• _PROVIDED RECORDS_
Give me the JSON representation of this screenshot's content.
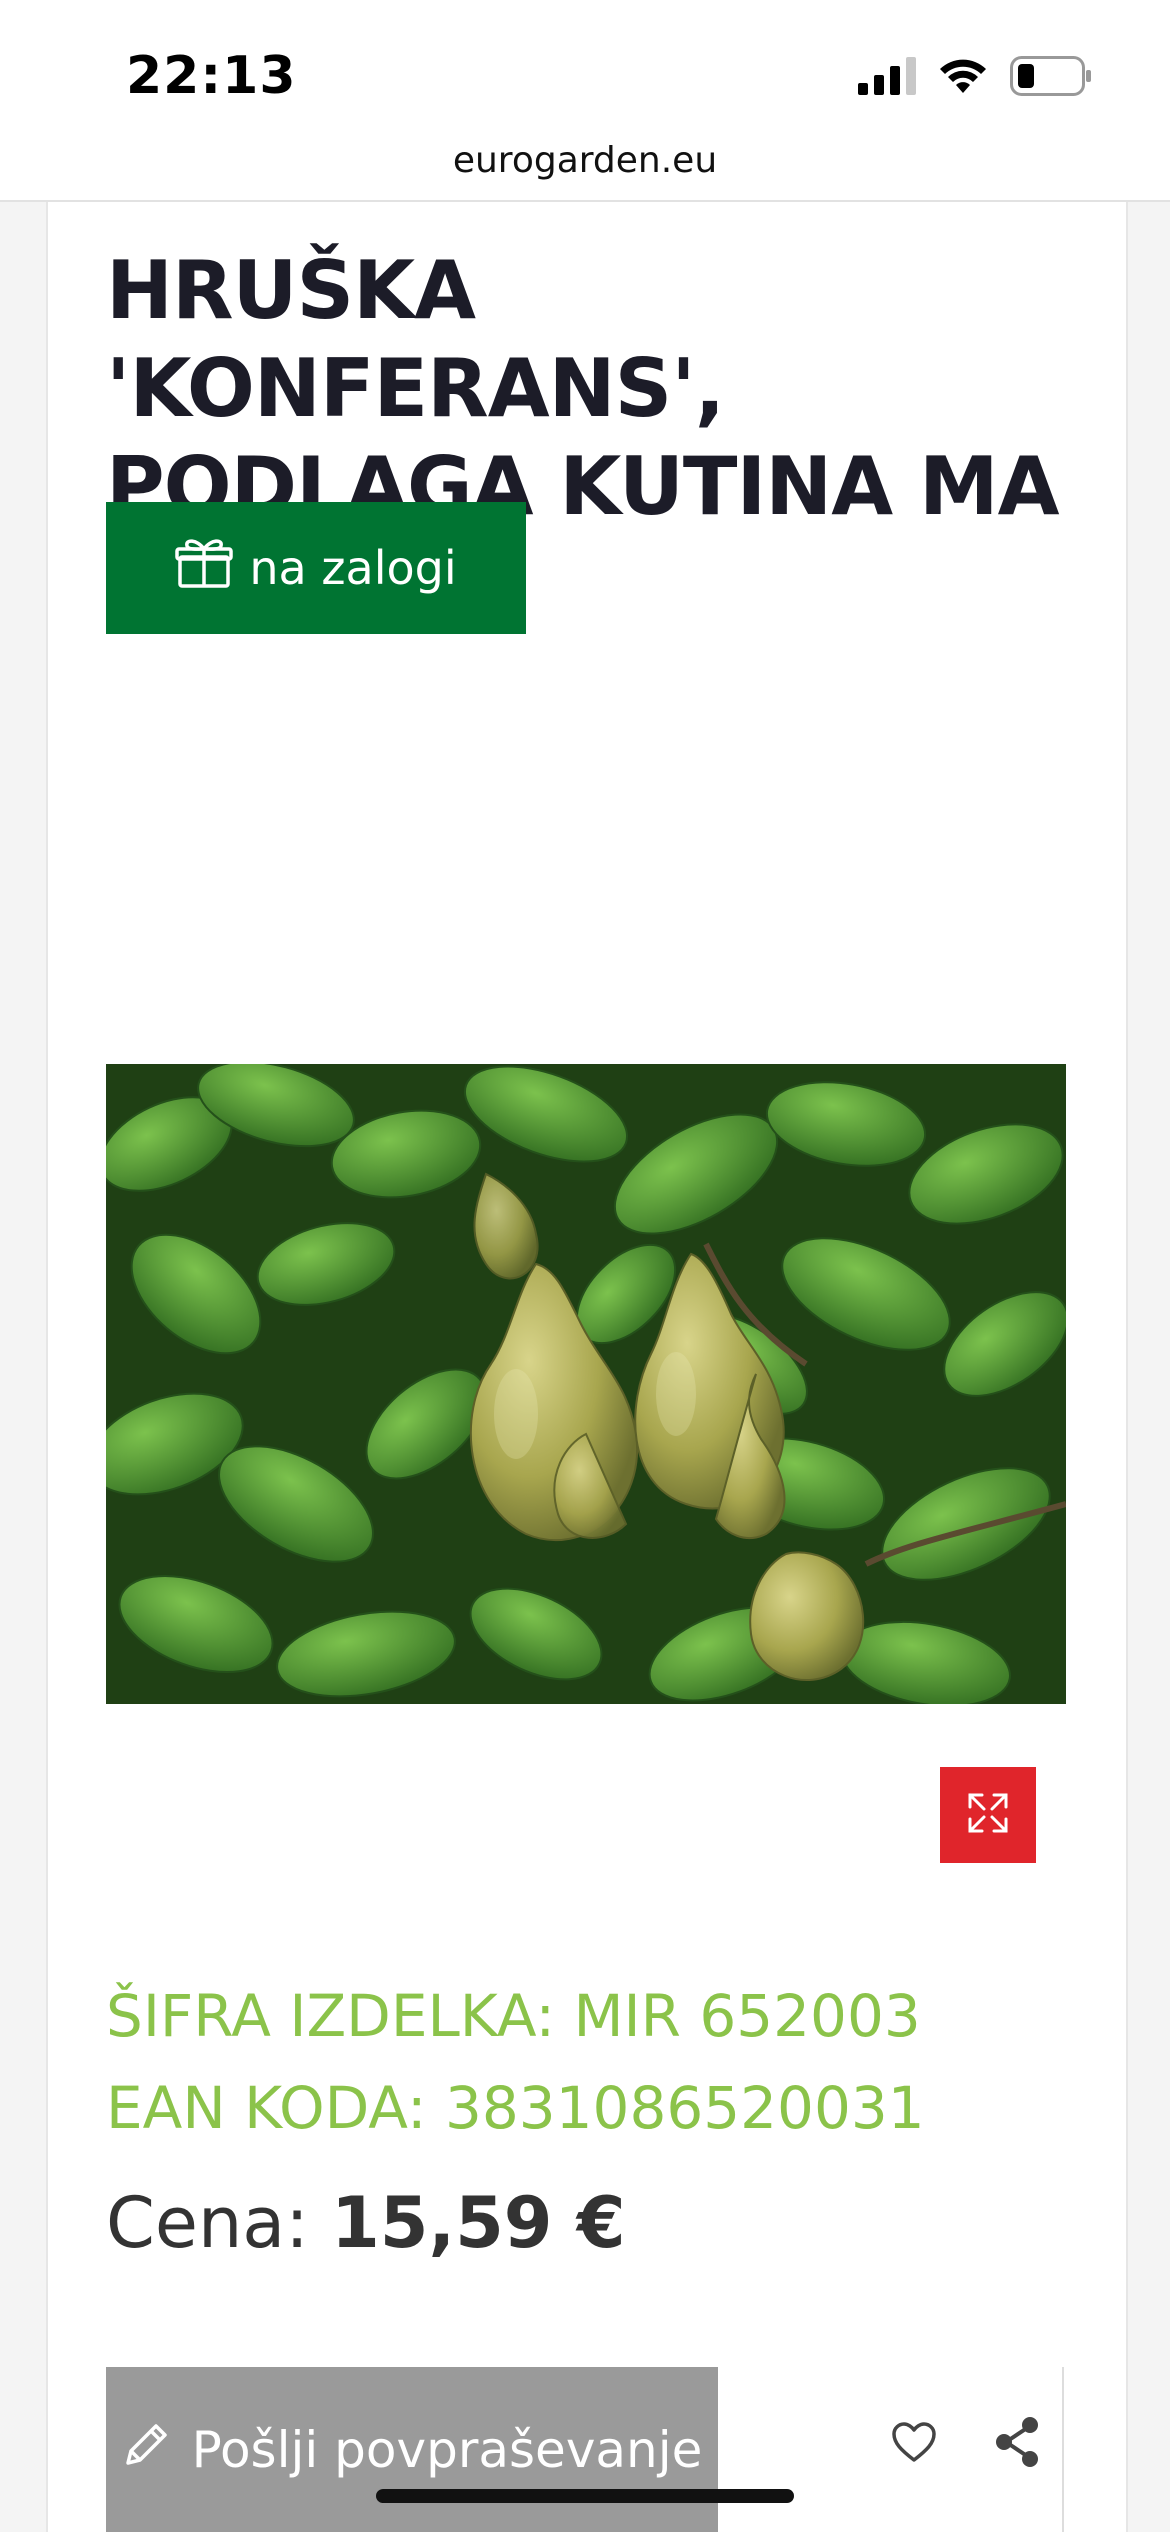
{
  "status_bar": {
    "time": "22:13",
    "icons": [
      "cellular-signal-icon",
      "wifi-icon",
      "battery-icon"
    ]
  },
  "browser": {
    "url": "eurogarden.eu"
  },
  "product": {
    "title": "HRUŠKA 'KONFERANS', PODLAGA KUTINA MA",
    "stock_label": "na zalogi",
    "stock_icon": "gift-box-icon",
    "image_alt": "pears",
    "sku": "ŠIFRA IZDELKA: MIR 652003",
    "ean": "EAN KODA: 3831086520031",
    "price_label": "Cena:",
    "price_value": "15,59 €"
  },
  "actions": {
    "inquiry_label": "Pošlji povpraševanje",
    "expand_icon": "expand-icon",
    "wishlist_icon": "heart-icon",
    "share_icon": "share-icon"
  },
  "colors": {
    "stock_green": "#007432",
    "code_green": "#8bc34a",
    "expand_red": "#e0252b",
    "inquiry_gray": "#9a9a9a"
  }
}
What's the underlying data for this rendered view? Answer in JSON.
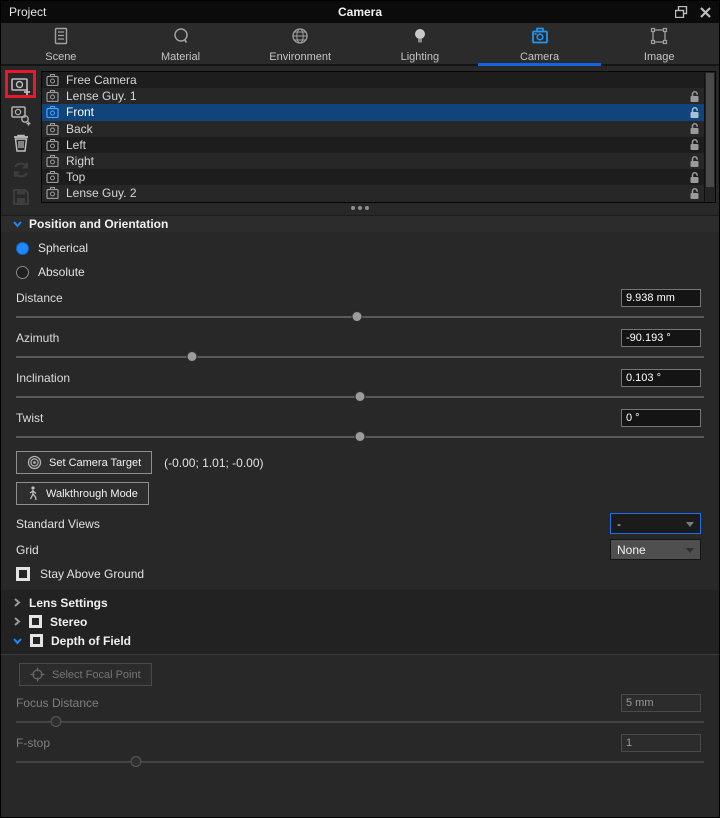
{
  "colors": {
    "accent_blue": "#1e88ff",
    "tab_underline": "#1565e0",
    "selection_blue": "#10457c",
    "annotation_red": "#e8192c",
    "panel_bg": "#282828",
    "list_bg": "#1d1d1d"
  },
  "titlebar": {
    "left_title": "Project",
    "center_title": "Camera"
  },
  "tabs": [
    {
      "label": "Scene"
    },
    {
      "label": "Material"
    },
    {
      "label": "Environment"
    },
    {
      "label": "Lighting"
    },
    {
      "label": "Camera"
    },
    {
      "label": "Image"
    }
  ],
  "camera_list": {
    "items": [
      {
        "name": "Free Camera"
      },
      {
        "name": "Lense Guy. 1"
      },
      {
        "name": "Front"
      },
      {
        "name": "Back"
      },
      {
        "name": "Left"
      },
      {
        "name": "Right"
      },
      {
        "name": "Top"
      },
      {
        "name": "Lense Guy. 2"
      }
    ]
  },
  "position_section": {
    "title": "Position and Orientation",
    "radio_spherical": "Spherical",
    "radio_absolute": "Absolute",
    "sliders": [
      {
        "label": "Distance",
        "value": "9.938 mm",
        "pos": "49.5%"
      },
      {
        "label": "Azimuth",
        "value": "-90.193 °",
        "pos": "25.6%"
      },
      {
        "label": "Inclination",
        "value": "0.103 °",
        "pos": "50%"
      },
      {
        "label": "Twist",
        "value": "0 °",
        "pos": "50%"
      }
    ],
    "set_camera_target_label": "Set Camera Target",
    "target_coords": "(-0.00; 1.01; -0.00)",
    "walkthrough_label": "Walkthrough Mode",
    "standard_views_label": "Standard Views",
    "standard_views_value": "-",
    "grid_label": "Grid",
    "grid_value": "None",
    "stay_above_ground_label": "Stay Above Ground"
  },
  "collapse_sections": {
    "lens_settings": "Lens Settings",
    "stereo": "Stereo",
    "depth_of_field": "Depth of Field"
  },
  "dof": {
    "select_focal_point_label": "Select Focal Point",
    "sliders": [
      {
        "label": "Focus Distance",
        "value": "5 mm",
        "pos": "5.8%"
      },
      {
        "label": "F-stop",
        "value": "1",
        "pos": "17.4%"
      }
    ]
  }
}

• _DO THIS_
Quote each entry above verbatim and drop the pictures.

• _ANSWER IN FULL_
Give me the JSON representation of this screenshot's content.
{
  "status_bar": {
    "time": "22:13",
    "icons": [
      "cellular-signal-icon",
      "wifi-icon",
      "battery-icon"
    ]
  },
  "browser": {
    "url": "eurogarden.eu"
  },
  "product": {
    "title": "HRUŠKA 'KONFERANS', PODLAGA KUTINA MA",
    "stock_label": "na zalogi",
    "stock_icon": "gift-box-icon",
    "image_alt": "pears",
    "sku": "ŠIFRA IZDELKA: MIR 652003",
    "ean": "EAN KODA: 3831086520031",
    "price_label": "Cena:",
    "price_value": "15,59 €"
  },
  "actions": {
    "inquiry_label": "Pošlji povpraševanje",
    "expand_icon": "expand-icon",
    "wishlist_icon": "heart-icon",
    "share_icon": "share-icon"
  },
  "colors": {
    "stock_green": "#007432",
    "code_green": "#8bc34a",
    "expand_red": "#e0252b",
    "inquiry_gray": "#9a9a9a"
  }
}
What's the underlying data for this rendered view? Answer in JSON.
{
  "colors": {
    "accent_blue": "#1e88ff",
    "tab_underline": "#1565e0",
    "selection_blue": "#10457c",
    "annotation_red": "#e8192c",
    "panel_bg": "#282828",
    "list_bg": "#1d1d1d"
  },
  "titlebar": {
    "left_title": "Project",
    "center_title": "Camera"
  },
  "tabs": [
    {
      "label": "Scene"
    },
    {
      "label": "Material"
    },
    {
      "label": "Environment"
    },
    {
      "label": "Lighting"
    },
    {
      "label": "Camera"
    },
    {
      "label": "Image"
    }
  ],
  "camera_list": {
    "items": [
      {
        "name": "Free Camera"
      },
      {
        "name": "Lense Guy. 1"
      },
      {
        "name": "Front"
      },
      {
        "name": "Back"
      },
      {
        "name": "Left"
      },
      {
        "name": "Right"
      },
      {
        "name": "Top"
      },
      {
        "name": "Lense Guy. 2"
      }
    ]
  },
  "position_section": {
    "title": "Position and Orientation",
    "radio_spherical": "Spherical",
    "radio_absolute": "Absolute",
    "sliders": [
      {
        "label": "Distance",
        "value": "9.938 mm",
        "pos": "49.5%"
      },
      {
        "label": "Azimuth",
        "value": "-90.193 °",
        "pos": "25.6%"
      },
      {
        "label": "Inclination",
        "value": "0.103 °",
        "pos": "50%"
      },
      {
        "label": "Twist",
        "value": "0 °",
        "pos": "50%"
      }
    ],
    "set_camera_target_label": "Set Camera Target",
    "target_coords": "(-0.00; 1.01; -0.00)",
    "walkthrough_label": "Walkthrough Mode",
    "standard_views_label": "Standard Views",
    "standard_views_value": "-",
    "grid_label": "Grid",
    "grid_value": "None",
    "stay_above_ground_label": "Stay Above Ground"
  },
  "collapse_sections": {
    "lens_settings": "Lens Settings",
    "stereo": "Stereo",
    "depth_of_field": "Depth of Field"
  },
  "dof": {
    "select_focal_point_label": "Select Focal Point",
    "sliders": [
      {
        "label": "Focus Distance",
        "value": "5 mm",
        "pos": "5.8%"
      },
      {
        "label": "F-stop",
        "value": "1",
        "pos": "17.4%"
      }
    ]
  }
}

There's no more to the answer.